Records from a dataset:
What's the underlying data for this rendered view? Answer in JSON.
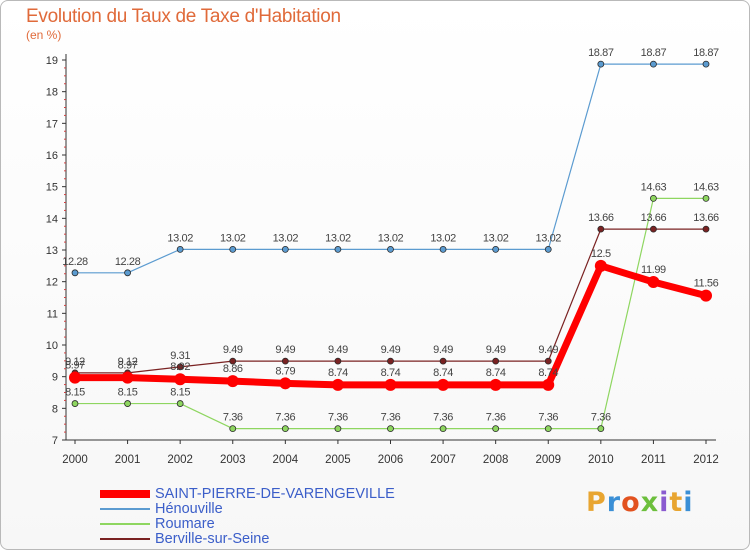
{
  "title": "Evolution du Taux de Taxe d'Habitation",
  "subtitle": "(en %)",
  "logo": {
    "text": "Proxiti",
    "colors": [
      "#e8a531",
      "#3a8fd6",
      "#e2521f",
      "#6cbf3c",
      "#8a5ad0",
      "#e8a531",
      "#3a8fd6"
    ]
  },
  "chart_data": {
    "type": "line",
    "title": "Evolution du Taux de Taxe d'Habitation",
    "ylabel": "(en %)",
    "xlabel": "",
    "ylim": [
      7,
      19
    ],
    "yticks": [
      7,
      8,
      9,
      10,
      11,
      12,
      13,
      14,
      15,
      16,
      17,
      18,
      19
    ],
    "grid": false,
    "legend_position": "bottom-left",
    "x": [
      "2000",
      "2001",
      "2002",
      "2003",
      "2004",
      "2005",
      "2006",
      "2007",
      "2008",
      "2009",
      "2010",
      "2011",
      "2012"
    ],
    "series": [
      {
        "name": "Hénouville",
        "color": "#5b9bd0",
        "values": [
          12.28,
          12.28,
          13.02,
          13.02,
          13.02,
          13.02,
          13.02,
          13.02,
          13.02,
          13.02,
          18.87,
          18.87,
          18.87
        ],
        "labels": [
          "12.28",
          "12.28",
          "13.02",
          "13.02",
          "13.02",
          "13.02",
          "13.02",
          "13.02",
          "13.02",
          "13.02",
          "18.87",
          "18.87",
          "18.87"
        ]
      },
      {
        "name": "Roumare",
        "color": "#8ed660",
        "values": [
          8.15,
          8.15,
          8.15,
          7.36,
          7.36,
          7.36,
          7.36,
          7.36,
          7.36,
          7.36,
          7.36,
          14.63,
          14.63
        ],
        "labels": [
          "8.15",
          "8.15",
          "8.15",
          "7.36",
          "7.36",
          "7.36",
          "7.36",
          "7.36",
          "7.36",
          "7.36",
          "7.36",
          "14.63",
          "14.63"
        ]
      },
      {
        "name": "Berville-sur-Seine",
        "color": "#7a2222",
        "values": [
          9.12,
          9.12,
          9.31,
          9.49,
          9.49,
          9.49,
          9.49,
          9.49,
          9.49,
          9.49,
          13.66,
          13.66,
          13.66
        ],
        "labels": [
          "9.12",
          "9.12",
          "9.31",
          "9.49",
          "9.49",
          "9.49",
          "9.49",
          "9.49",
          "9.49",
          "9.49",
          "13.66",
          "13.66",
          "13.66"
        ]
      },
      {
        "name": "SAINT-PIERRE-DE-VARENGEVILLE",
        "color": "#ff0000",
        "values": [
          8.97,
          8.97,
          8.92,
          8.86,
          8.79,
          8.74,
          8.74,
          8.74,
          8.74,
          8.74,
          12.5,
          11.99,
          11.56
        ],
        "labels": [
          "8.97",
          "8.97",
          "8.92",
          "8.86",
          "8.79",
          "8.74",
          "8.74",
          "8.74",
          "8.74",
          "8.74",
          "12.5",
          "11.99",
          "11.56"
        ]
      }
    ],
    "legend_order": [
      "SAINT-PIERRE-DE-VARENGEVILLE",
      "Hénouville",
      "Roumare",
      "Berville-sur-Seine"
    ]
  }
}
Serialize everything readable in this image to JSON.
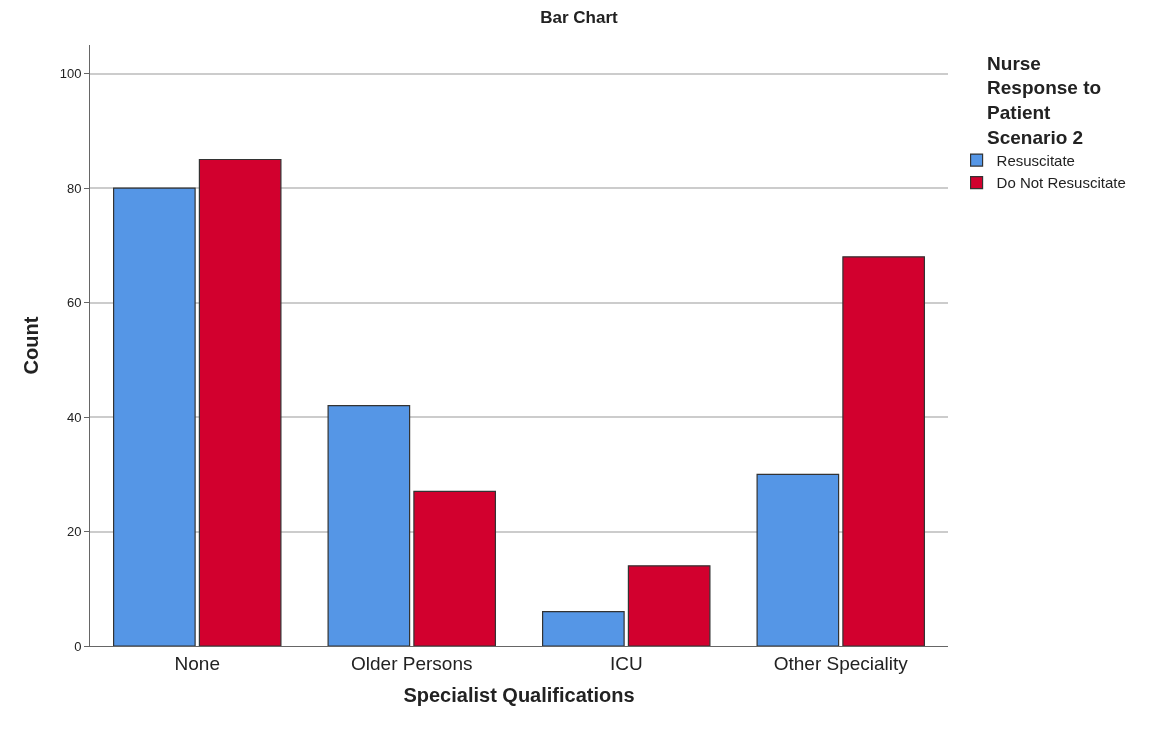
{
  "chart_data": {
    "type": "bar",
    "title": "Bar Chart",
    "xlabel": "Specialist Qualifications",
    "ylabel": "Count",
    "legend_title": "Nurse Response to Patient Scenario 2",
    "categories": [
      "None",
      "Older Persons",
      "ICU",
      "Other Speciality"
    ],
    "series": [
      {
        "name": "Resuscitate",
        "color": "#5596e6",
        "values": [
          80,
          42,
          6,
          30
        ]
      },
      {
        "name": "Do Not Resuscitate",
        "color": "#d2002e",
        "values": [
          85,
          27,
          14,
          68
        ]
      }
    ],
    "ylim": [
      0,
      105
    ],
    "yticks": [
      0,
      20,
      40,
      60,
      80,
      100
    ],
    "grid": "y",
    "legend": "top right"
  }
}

Work required: Each record should be quoted exactly, with the images omitted.

Exercise solution:
What's the underlying data for this rendered view? Answer in JSON.
{
  "title": "Evolution du Taux de Taxe d'Habitation",
  "subtitle": "(en %)",
  "logo": {
    "text": "Proxiti",
    "colors": [
      "#e8a531",
      "#3a8fd6",
      "#e2521f",
      "#6cbf3c",
      "#8a5ad0",
      "#e8a531",
      "#3a8fd6"
    ]
  },
  "chart_data": {
    "type": "line",
    "title": "Evolution du Taux de Taxe d'Habitation",
    "ylabel": "(en %)",
    "xlabel": "",
    "ylim": [
      7,
      19
    ],
    "yticks": [
      7,
      8,
      9,
      10,
      11,
      12,
      13,
      14,
      15,
      16,
      17,
      18,
      19
    ],
    "grid": false,
    "legend_position": "bottom-left",
    "x": [
      "2000",
      "2001",
      "2002",
      "2003",
      "2004",
      "2005",
      "2006",
      "2007",
      "2008",
      "2009",
      "2010",
      "2011",
      "2012"
    ],
    "series": [
      {
        "name": "Hénouville",
        "color": "#5b9bd0",
        "values": [
          12.28,
          12.28,
          13.02,
          13.02,
          13.02,
          13.02,
          13.02,
          13.02,
          13.02,
          13.02,
          18.87,
          18.87,
          18.87
        ],
        "labels": [
          "12.28",
          "12.28",
          "13.02",
          "13.02",
          "13.02",
          "13.02",
          "13.02",
          "13.02",
          "13.02",
          "13.02",
          "18.87",
          "18.87",
          "18.87"
        ]
      },
      {
        "name": "Roumare",
        "color": "#8ed660",
        "values": [
          8.15,
          8.15,
          8.15,
          7.36,
          7.36,
          7.36,
          7.36,
          7.36,
          7.36,
          7.36,
          7.36,
          14.63,
          14.63
        ],
        "labels": [
          "8.15",
          "8.15",
          "8.15",
          "7.36",
          "7.36",
          "7.36",
          "7.36",
          "7.36",
          "7.36",
          "7.36",
          "7.36",
          "14.63",
          "14.63"
        ]
      },
      {
        "name": "Berville-sur-Seine",
        "color": "#7a2222",
        "values": [
          9.12,
          9.12,
          9.31,
          9.49,
          9.49,
          9.49,
          9.49,
          9.49,
          9.49,
          9.49,
          13.66,
          13.66,
          13.66
        ],
        "labels": [
          "9.12",
          "9.12",
          "9.31",
          "9.49",
          "9.49",
          "9.49",
          "9.49",
          "9.49",
          "9.49",
          "9.49",
          "13.66",
          "13.66",
          "13.66"
        ]
      },
      {
        "name": "SAINT-PIERRE-DE-VARENGEVILLE",
        "color": "#ff0000",
        "values": [
          8.97,
          8.97,
          8.92,
          8.86,
          8.79,
          8.74,
          8.74,
          8.74,
          8.74,
          8.74,
          12.5,
          11.99,
          11.56
        ],
        "labels": [
          "8.97",
          "8.97",
          "8.92",
          "8.86",
          "8.79",
          "8.74",
          "8.74",
          "8.74",
          "8.74",
          "8.74",
          "12.5",
          "11.99",
          "11.56"
        ]
      }
    ],
    "legend_order": [
      "SAINT-PIERRE-DE-VARENGEVILLE",
      "Hénouville",
      "Roumare",
      "Berville-sur-Seine"
    ]
  }
}
Serialize everything readable in this image to JSON.
{
  "chart_data": {
    "type": "bar",
    "title": "Bar Chart",
    "xlabel": "Specialist Qualifications",
    "ylabel": "Count",
    "legend_title": "Nurse Response to Patient Scenario 2",
    "categories": [
      "None",
      "Older Persons",
      "ICU",
      "Other Speciality"
    ],
    "series": [
      {
        "name": "Resuscitate",
        "color": "#5596e6",
        "values": [
          80,
          42,
          6,
          30
        ]
      },
      {
        "name": "Do Not Resuscitate",
        "color": "#d2002e",
        "values": [
          85,
          27,
          14,
          68
        ]
      }
    ],
    "ylim": [
      0,
      105
    ],
    "yticks": [
      0,
      20,
      40,
      60,
      80,
      100
    ],
    "grid": "y",
    "legend": "top right"
  }
}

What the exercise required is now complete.